Today's guest for the SHIT is Jen Malone, author of AT YOUR SERVICE, a contemporary MG coming from Simon & Schuster on August 26. Typically I cull down my visiting author's bio pages for a little blurby here on the blog, but Jen's bio is so awesome and hilarious that there is no picking and choosing that will do it justice. To learn more about Jen, sleeping in Spanish ATM booths during the running of the bulls, marrying the guy you made a fact at on the highway, and spending a some of your free time with George Clooney and Mark Wahlberg, visit her site. No, I didn't make any of that up. Neither did she. Now you understand why I couldn't possibly narrow down her bio.
How much did you know about the submission process before you were out on subs yourself?
I may or may not have stalked this site and others where authors talked about the sub process, and my agent, Holly Root, answered any questions I had about why she chose particular imprints/editors, so I probably knew as much as I could, though never enough☺
Did anything about the process surprise you?
I had somehow latched on to the idea that agents were the gatekeepers, so once you had one (aka: the gate was opened for you), it was only a matter of minutes before you could announce a book deal. So I think I was unprepared in that respect! That first book is now on a shelf, but I’m happy to have had the experience, weird as that sounds. I did learn a lot from the feedback: it helped me put future sub rounds in perspective and to really embrace how subjective it all is and also how many factors come into play from the publishing house’s perspective.
I perfectly understand why this is a dirty secret among authors, but I really do wish more would talk about “the book that didn’t sell” because my very unscientific polls indicate approximately 73% of us have that experience with our first sub rounds and I wish I’d known that going in so I could have adjusted my expectations accordingly! I was just at a SCBWI conference this weekend where uber-agent Jennifer Laughran described exactly that as, “sometimes the first book is like the first pancake and you have to throw it out to get to the better ones coming next.”
Did you research the editors you knew had your ms? Do you recommend doing that?

════════

→ **WHAT YOU WILL DO**:
1. Reproduce the author interview word for word, from "How much did" to "process surprise you?".
2. Write out every line of the listing, Block 1, lines 1 through 22, without any change.
The author interview and the listing have no connection to each other.

→ **RECORD LIST**:
════════

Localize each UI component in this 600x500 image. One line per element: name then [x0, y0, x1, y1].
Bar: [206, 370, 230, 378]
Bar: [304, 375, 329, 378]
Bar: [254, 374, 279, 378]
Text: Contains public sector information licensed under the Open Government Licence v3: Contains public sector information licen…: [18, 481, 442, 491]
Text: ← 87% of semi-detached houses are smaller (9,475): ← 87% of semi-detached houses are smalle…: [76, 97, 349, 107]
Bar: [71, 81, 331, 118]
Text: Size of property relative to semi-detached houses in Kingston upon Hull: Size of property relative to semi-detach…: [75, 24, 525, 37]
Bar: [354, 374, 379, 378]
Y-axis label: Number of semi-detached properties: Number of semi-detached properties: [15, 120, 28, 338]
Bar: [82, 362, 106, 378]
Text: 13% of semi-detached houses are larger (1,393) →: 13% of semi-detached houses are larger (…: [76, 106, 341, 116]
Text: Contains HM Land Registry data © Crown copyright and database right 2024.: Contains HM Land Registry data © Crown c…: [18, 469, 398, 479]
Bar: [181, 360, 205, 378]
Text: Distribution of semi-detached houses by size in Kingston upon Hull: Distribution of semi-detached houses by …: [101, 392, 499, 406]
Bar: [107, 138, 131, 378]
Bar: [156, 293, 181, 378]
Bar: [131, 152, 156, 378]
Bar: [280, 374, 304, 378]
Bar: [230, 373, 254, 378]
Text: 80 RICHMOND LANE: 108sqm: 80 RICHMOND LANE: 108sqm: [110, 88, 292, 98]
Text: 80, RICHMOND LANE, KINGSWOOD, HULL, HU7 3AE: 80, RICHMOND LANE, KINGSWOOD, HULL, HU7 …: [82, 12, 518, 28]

════════

→ **WRITTEN RESPONSES**:
1.
How much did you know about the submission process before you were out on subs yourself?
I may or may not have stalked this site and others where authors talked about the sub process, and my agent, Holly Root, answered any questions I had about why she chose particular imprints/editors, so I probably knew as much as I could, though never enough☺
Did anything about the process surprise you?

2.
Localize each UI component in this 600x500 image. One line per element: name then [x0, y0, x1, y1].
Bar: [206, 370, 230, 378]
Bar: [304, 375, 329, 378]
Bar: [254, 374, 279, 378]
Text: Contains public sector information licensed under the Open Government Licence v3: Contains public sector information licen…: [18, 481, 442, 491]
Text: ← 87% of semi-detached houses are smaller (9,475): ← 87% of semi-detached houses are smalle…: [76, 97, 349, 107]
Bar: [71, 81, 331, 118]
Text: Size of property relative to semi-detached houses in Kingston upon Hull: Size of property relative to semi-detach…: [75, 24, 525, 37]
Bar: [354, 374, 379, 378]
Y-axis label: Number of semi-detached properties: Number of semi-detached properties: [15, 120, 28, 338]
Bar: [82, 362, 106, 378]
Text: 13% of semi-detached houses are larger (1,393) →: 13% of semi-detached houses are larger (…: [76, 106, 341, 116]
Text: Contains HM Land Registry data © Crown copyright and database right 2024.: Contains HM Land Registry data © Crown c…: [18, 469, 398, 479]
Bar: [181, 360, 205, 378]
Text: Distribution of semi-detached houses by size in Kingston upon Hull: Distribution of semi-detached houses by …: [101, 392, 499, 406]
Bar: [107, 138, 131, 378]
Bar: [156, 293, 181, 378]
Bar: [131, 152, 156, 378]
Bar: [280, 374, 304, 378]
Bar: [230, 373, 254, 378]
Text: 80 RICHMOND LANE: 108sqm: 80 RICHMOND LANE: 108sqm: [110, 88, 292, 98]
Text: 80, RICHMOND LANE, KINGSWOOD, HULL, HU7 3AE: 80, RICHMOND LANE, KINGSWOOD, HULL, HU7 …: [82, 12, 518, 28]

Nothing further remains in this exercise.